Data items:
## Begin
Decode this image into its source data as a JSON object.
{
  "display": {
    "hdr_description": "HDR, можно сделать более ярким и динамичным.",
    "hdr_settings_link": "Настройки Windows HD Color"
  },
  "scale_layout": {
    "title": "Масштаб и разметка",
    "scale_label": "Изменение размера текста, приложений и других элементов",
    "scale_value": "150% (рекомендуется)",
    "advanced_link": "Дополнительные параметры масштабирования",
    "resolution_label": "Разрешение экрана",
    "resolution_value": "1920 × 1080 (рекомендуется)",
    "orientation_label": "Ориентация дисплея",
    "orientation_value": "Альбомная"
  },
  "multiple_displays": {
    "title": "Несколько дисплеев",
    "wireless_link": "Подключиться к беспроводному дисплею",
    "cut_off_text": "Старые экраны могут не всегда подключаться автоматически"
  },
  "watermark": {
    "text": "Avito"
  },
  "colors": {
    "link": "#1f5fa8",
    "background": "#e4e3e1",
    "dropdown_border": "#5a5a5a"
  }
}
## End
## Begin
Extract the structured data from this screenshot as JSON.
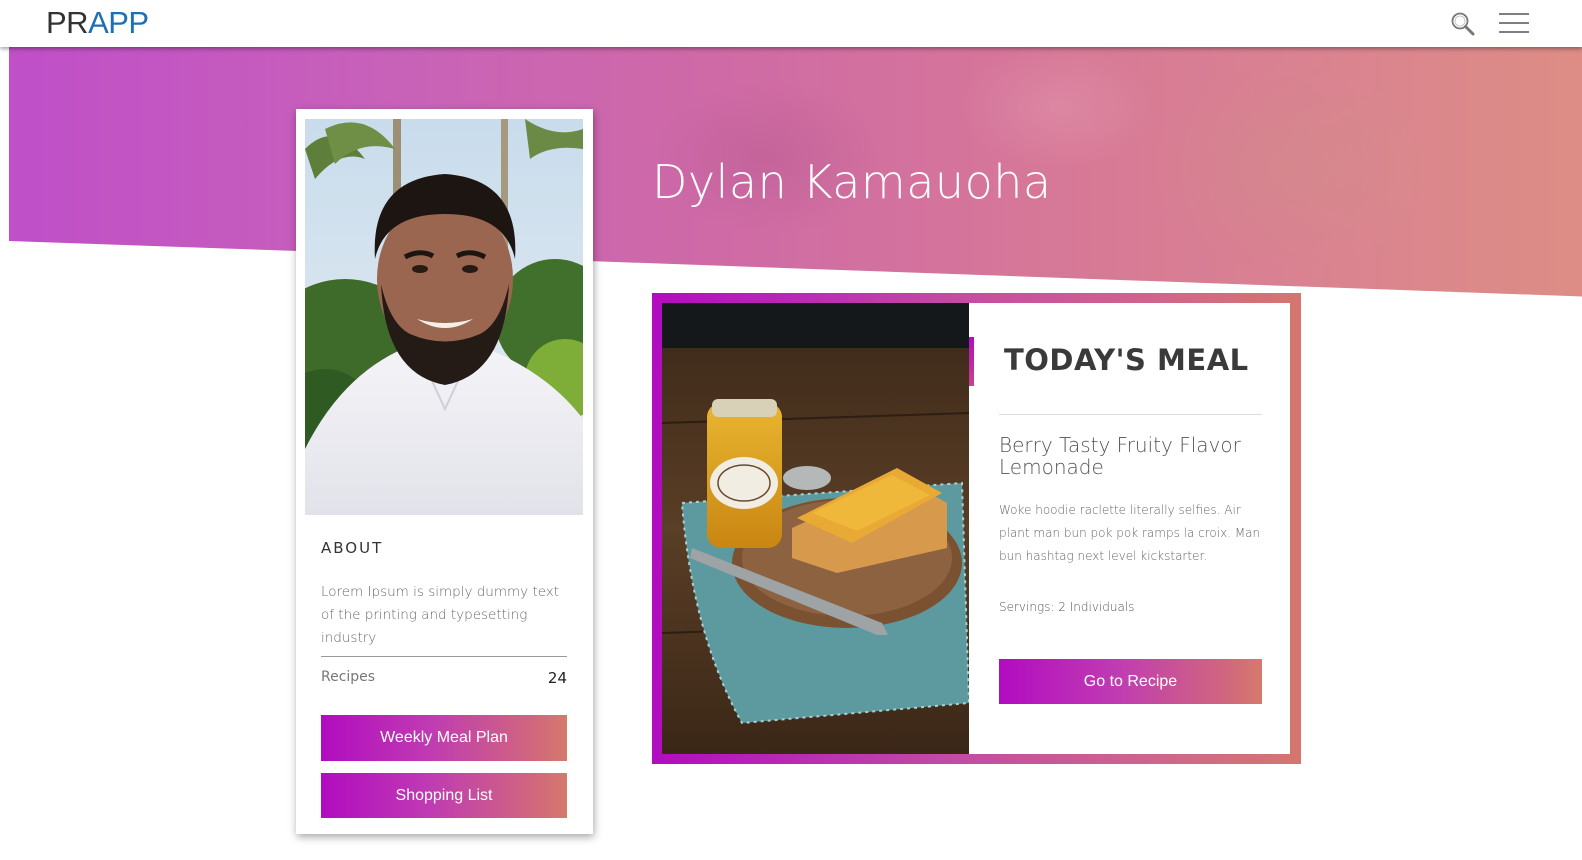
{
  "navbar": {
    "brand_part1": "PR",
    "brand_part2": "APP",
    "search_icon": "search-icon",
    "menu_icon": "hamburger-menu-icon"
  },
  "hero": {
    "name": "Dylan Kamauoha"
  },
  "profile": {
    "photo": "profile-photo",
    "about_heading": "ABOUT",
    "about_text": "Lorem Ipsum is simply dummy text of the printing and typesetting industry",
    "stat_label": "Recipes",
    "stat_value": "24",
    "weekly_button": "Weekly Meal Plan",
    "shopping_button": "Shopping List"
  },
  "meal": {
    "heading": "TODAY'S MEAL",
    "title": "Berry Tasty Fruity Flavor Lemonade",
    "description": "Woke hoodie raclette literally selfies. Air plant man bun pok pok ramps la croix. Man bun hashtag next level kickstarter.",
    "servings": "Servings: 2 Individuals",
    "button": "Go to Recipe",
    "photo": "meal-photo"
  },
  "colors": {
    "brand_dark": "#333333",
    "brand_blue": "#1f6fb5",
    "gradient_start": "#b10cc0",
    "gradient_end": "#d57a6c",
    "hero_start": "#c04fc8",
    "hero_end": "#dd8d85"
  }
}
## End
## Begin
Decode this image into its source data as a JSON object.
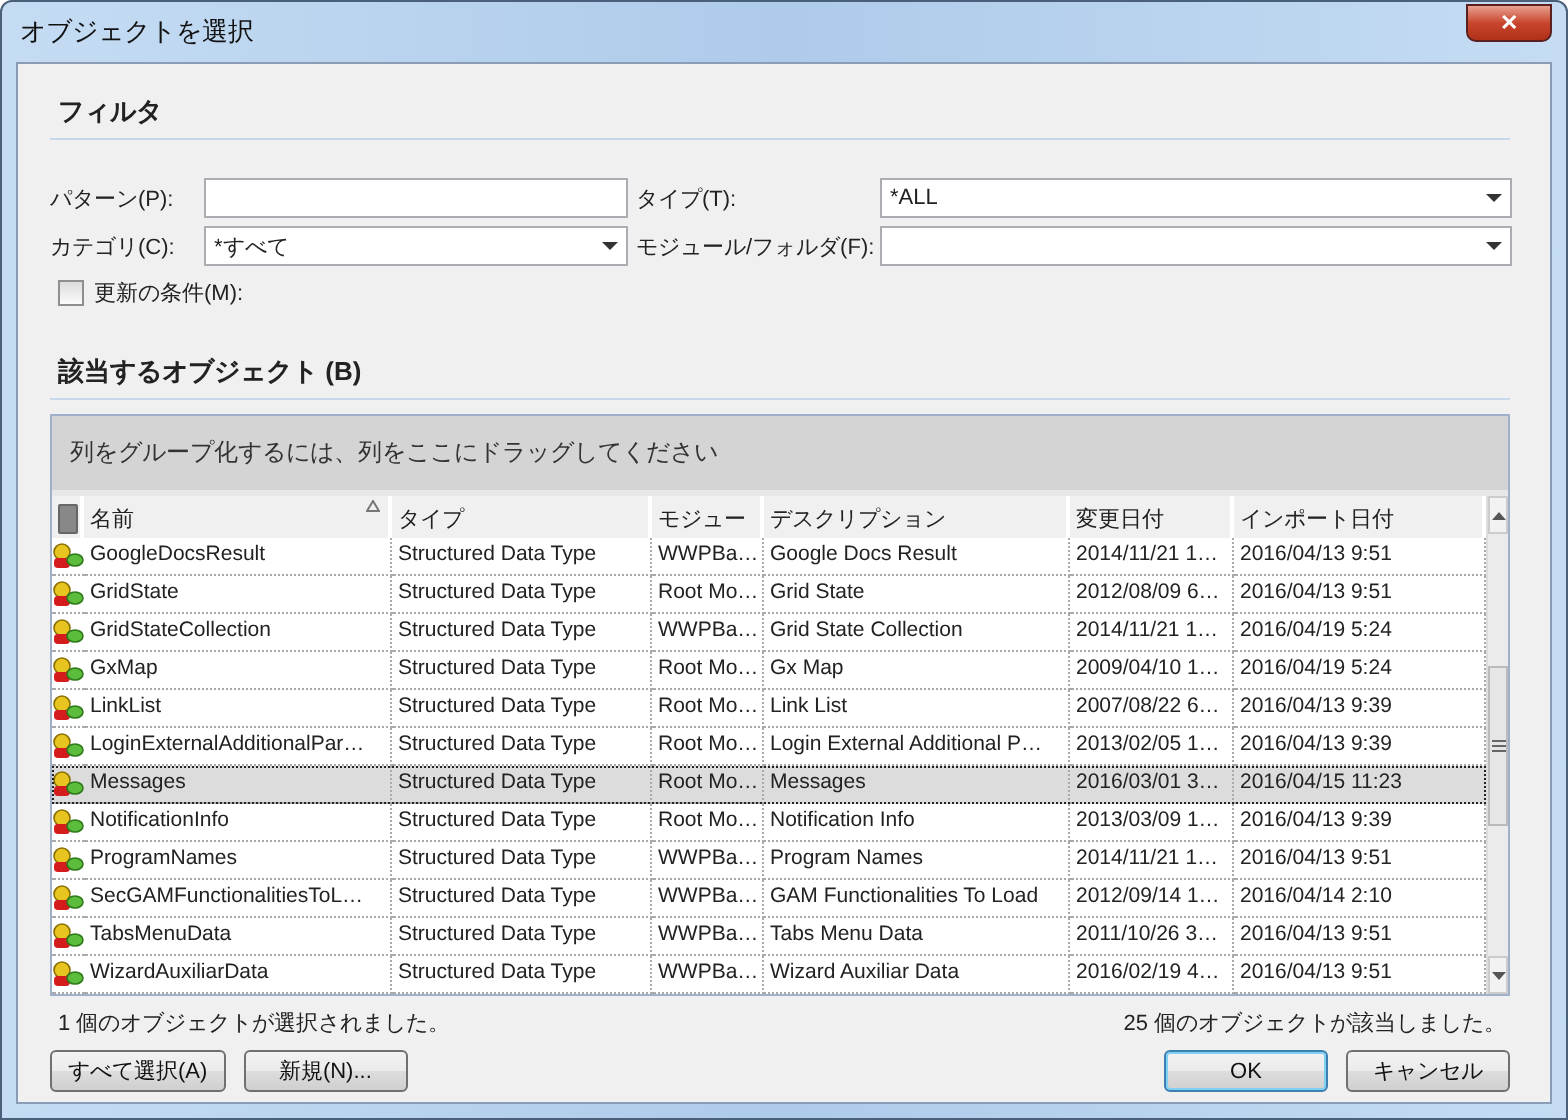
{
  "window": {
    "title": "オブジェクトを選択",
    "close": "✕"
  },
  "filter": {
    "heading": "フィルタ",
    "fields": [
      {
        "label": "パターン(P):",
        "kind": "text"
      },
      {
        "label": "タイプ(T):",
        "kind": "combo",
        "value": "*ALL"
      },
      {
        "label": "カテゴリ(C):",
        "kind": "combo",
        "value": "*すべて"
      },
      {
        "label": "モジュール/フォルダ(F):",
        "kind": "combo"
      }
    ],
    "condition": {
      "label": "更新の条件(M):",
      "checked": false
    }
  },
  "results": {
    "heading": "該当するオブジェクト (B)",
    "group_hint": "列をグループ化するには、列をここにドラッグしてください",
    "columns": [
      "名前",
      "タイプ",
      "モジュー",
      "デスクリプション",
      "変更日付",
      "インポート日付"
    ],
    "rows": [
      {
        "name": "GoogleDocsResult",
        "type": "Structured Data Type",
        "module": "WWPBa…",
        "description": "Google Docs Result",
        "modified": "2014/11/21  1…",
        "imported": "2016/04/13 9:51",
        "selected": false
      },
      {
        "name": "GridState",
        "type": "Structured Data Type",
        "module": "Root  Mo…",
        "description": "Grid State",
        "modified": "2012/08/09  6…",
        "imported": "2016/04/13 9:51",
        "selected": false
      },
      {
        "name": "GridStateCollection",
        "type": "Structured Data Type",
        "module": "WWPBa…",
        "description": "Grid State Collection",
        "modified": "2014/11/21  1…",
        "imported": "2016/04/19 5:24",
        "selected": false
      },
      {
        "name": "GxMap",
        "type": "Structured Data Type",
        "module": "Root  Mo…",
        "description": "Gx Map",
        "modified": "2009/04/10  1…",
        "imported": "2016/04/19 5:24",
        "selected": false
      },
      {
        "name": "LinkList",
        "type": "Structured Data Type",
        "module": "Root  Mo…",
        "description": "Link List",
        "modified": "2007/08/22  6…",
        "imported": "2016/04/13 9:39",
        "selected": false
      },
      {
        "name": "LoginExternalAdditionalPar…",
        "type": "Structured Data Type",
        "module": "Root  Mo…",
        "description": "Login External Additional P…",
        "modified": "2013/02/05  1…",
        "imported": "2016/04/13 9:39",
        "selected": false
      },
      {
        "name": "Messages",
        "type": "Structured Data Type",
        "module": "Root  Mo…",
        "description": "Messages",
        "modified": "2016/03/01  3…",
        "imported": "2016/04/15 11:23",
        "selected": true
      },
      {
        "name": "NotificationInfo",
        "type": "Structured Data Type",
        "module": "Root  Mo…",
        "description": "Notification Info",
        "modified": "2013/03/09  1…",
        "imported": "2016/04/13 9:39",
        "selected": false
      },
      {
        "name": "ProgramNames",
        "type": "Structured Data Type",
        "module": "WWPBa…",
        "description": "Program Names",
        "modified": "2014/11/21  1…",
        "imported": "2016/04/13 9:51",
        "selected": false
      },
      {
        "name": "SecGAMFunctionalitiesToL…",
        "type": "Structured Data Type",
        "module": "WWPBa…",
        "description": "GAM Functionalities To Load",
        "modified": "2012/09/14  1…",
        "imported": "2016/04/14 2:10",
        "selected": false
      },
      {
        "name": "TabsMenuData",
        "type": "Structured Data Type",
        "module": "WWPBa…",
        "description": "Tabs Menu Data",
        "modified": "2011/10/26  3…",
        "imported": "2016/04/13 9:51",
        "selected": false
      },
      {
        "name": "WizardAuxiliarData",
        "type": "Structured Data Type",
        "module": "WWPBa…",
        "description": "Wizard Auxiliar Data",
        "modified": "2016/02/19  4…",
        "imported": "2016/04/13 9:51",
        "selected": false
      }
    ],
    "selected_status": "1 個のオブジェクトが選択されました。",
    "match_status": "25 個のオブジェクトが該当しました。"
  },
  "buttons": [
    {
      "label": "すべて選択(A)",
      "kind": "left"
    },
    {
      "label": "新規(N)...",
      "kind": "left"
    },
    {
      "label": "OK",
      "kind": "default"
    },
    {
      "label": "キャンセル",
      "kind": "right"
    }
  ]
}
## End
**TO BE DONE**
Check each line of the data above for the string "kind", then report how many lines have it, with no other words.

**TASK RESPONSE**
8